++++ ENTRIES SUPPLIED
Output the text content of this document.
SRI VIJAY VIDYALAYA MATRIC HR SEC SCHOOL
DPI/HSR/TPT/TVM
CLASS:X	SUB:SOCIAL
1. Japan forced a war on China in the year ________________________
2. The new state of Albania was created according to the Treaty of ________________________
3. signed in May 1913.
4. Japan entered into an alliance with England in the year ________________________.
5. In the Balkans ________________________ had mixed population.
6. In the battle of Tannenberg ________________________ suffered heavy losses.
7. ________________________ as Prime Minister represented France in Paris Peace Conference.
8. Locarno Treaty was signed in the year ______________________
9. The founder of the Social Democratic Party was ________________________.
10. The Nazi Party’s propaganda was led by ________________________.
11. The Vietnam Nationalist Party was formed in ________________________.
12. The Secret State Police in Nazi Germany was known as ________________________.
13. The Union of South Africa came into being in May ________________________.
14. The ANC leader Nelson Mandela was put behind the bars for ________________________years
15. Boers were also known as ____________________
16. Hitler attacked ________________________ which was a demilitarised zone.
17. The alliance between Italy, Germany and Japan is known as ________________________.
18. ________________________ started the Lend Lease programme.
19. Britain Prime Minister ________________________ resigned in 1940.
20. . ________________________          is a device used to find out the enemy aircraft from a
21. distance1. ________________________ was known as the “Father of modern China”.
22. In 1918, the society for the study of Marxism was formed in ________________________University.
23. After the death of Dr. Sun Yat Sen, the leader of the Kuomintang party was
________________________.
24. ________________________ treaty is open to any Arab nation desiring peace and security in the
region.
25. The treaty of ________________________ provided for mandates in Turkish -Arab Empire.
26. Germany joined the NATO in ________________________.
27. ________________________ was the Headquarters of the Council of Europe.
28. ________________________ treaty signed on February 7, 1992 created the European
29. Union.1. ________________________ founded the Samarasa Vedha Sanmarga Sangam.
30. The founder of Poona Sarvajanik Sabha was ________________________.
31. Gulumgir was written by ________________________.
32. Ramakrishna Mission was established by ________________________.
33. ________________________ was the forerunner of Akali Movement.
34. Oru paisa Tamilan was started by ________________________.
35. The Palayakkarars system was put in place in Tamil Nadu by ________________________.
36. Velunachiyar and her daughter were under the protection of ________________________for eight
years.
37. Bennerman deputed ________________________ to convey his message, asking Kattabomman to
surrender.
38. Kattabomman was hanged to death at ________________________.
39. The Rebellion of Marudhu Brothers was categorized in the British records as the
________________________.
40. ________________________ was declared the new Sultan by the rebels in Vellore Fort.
++++++++
YOUR OBJECTIVE: Filter the listing above by the word "created"; copy each line that passes.

REPLY:
2. The new state of Albania was created according to the Treaty of ________________________
28. ________________________ treaty signed on February 7, 1992 created the European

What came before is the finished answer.